4. You cannot be emotionally needy; leave that for the women. So you need a hug, had a bad day at work or you’re just blue? Prepare to be mocked for it. You cannot cry, feel pain or show any other sign of weakness. Your role is that of a protector, and you must confirm to it without question. Oh, and if you’re insecure about someone or feel threatened by someone in your relationship, don’t talk about it. Find the guy, and fight it out, as violently as you can.
5. Anything that requires physical strength is automatically your job. I’m not just talking about opening jam jars. Does the snow need to be shoveled? Be a man and do it. Does the table need to be shifted? Be a man and do it. And God forbid if you find something too tiring, because men don’t need help with physical chores. Period.
6. ‘Looking good’ is limited to being buff; makeup or dress up of any sort is taboo. Only sissies use makeup to look nice. Ruggedness is synonymous with masculinity. In fact, the dictionary confirms this – if you Google ‘masculine”, this is what comes up in the very first tab – “virile, macho, manly, all-male, muscular, strong, strapping, well built, rugged, robust, brawny, powerful, red-blooded, vigorous”

__Assignment__: Rewrite the paragraph of the excerpt that begins "5. Anything that requires physical strength" as a short bulleted list that keeps its main points. The rows have no part in what is asked here.

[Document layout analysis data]
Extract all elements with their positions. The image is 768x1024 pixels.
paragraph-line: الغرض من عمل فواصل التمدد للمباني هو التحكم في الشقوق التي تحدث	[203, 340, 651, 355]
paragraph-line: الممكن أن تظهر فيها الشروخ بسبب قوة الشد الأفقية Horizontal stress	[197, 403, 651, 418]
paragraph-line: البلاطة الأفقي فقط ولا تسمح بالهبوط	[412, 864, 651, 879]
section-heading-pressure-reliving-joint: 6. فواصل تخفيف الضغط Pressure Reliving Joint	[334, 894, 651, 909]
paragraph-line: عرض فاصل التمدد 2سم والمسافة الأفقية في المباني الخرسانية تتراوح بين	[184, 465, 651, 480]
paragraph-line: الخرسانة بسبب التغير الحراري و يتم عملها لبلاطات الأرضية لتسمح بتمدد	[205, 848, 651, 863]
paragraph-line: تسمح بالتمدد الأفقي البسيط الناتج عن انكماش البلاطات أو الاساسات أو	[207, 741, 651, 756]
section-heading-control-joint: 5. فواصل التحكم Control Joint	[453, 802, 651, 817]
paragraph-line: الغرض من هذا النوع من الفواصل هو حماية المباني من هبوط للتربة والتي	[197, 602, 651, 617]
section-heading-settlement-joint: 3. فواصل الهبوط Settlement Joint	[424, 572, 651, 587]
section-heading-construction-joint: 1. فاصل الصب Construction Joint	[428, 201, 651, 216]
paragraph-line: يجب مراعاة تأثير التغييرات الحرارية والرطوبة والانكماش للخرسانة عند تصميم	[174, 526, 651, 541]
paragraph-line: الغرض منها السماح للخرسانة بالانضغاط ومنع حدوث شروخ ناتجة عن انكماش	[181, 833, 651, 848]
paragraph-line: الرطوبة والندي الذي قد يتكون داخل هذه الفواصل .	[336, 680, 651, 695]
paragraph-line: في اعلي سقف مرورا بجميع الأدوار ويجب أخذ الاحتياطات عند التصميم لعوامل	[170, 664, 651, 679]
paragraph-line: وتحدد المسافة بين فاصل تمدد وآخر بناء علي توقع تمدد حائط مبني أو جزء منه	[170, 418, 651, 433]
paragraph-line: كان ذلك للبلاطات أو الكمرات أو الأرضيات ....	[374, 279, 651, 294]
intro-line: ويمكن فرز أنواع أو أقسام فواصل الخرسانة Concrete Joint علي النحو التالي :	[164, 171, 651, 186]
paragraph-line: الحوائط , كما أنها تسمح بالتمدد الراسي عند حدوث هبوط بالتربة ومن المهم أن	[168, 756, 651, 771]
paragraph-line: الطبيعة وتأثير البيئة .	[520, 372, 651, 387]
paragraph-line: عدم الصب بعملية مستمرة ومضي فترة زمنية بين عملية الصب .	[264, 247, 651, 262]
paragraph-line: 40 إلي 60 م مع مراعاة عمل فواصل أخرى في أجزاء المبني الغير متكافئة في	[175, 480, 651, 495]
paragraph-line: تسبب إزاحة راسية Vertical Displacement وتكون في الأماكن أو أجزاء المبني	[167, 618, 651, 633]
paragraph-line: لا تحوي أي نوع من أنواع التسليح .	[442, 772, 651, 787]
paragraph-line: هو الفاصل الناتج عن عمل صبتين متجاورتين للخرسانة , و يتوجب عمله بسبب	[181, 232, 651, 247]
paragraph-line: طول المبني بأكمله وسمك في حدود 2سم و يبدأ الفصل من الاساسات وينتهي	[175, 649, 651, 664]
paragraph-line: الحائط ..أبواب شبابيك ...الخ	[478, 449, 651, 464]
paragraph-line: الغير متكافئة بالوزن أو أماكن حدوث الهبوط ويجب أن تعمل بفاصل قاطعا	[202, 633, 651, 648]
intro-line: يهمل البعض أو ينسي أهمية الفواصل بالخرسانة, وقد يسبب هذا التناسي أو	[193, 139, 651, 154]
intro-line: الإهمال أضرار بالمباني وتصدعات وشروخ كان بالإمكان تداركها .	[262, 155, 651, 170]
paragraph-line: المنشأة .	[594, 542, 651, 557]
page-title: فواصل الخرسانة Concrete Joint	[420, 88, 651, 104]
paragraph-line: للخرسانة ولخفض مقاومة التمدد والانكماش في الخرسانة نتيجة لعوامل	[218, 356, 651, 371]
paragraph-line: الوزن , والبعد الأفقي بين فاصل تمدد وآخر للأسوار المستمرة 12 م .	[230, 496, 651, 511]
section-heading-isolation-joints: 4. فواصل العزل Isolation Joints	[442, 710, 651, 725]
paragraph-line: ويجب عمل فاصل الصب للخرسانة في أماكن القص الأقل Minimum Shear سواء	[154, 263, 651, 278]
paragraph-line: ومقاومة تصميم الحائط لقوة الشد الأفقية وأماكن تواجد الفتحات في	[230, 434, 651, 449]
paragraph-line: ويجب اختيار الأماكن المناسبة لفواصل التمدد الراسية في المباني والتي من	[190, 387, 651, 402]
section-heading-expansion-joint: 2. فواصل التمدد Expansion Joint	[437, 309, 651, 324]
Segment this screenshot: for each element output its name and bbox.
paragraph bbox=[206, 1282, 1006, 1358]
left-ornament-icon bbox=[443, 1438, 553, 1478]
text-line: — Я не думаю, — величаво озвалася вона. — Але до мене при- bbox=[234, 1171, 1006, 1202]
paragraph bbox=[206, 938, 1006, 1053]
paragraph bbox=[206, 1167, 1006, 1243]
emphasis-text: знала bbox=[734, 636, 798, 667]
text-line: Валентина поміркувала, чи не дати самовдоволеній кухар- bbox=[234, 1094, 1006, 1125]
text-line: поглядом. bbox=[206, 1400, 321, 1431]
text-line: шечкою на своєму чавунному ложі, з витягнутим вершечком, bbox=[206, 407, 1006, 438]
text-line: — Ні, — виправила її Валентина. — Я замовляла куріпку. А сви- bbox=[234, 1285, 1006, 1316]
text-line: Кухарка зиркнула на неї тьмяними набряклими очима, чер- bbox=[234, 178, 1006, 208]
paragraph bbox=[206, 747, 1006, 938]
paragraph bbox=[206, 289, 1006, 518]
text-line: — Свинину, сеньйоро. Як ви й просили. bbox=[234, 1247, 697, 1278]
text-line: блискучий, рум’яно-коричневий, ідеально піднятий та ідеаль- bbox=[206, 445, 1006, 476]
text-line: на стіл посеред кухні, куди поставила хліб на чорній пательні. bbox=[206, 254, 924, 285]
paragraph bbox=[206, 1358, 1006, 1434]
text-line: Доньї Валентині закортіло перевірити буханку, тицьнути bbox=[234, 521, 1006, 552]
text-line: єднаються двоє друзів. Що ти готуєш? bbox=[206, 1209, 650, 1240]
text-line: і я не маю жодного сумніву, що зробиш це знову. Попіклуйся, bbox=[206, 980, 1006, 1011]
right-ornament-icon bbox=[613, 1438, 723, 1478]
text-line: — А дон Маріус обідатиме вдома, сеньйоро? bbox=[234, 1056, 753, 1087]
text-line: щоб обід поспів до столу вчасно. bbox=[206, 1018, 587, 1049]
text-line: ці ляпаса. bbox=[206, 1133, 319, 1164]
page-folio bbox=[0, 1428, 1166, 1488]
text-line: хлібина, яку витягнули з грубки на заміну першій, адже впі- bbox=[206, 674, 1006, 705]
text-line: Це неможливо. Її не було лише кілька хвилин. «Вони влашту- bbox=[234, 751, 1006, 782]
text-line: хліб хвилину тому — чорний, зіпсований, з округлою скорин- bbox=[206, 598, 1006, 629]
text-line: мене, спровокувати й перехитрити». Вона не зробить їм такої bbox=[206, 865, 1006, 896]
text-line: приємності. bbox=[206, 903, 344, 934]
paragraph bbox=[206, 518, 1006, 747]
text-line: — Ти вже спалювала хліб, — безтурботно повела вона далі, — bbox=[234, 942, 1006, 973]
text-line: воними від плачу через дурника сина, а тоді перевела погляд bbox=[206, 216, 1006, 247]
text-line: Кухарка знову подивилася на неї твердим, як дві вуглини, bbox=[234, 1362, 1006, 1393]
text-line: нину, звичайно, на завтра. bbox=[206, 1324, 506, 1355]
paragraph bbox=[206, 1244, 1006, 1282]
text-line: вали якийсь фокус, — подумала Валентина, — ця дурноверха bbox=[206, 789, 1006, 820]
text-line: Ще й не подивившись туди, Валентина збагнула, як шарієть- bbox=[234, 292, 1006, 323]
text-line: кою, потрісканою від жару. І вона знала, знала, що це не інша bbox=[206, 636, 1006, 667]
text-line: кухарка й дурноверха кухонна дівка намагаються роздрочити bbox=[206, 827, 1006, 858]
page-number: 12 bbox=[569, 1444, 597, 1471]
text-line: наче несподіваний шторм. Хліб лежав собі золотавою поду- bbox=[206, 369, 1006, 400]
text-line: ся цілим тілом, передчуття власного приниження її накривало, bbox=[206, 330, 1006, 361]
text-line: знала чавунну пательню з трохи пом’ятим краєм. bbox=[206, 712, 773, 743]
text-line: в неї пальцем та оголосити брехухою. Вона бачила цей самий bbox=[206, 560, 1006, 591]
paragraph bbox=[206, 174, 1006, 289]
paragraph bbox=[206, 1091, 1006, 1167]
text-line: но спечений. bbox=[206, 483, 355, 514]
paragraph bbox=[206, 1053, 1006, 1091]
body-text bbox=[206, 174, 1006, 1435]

__Solution to this exercise__:
- Any job that needs physical strength is automatically the man's, and this goes well beyond opening jam jars.
- Shoveling snow and shifting a table are his to do.
- He must never find such work too tiring, because men are not supposed to need help with physical chores.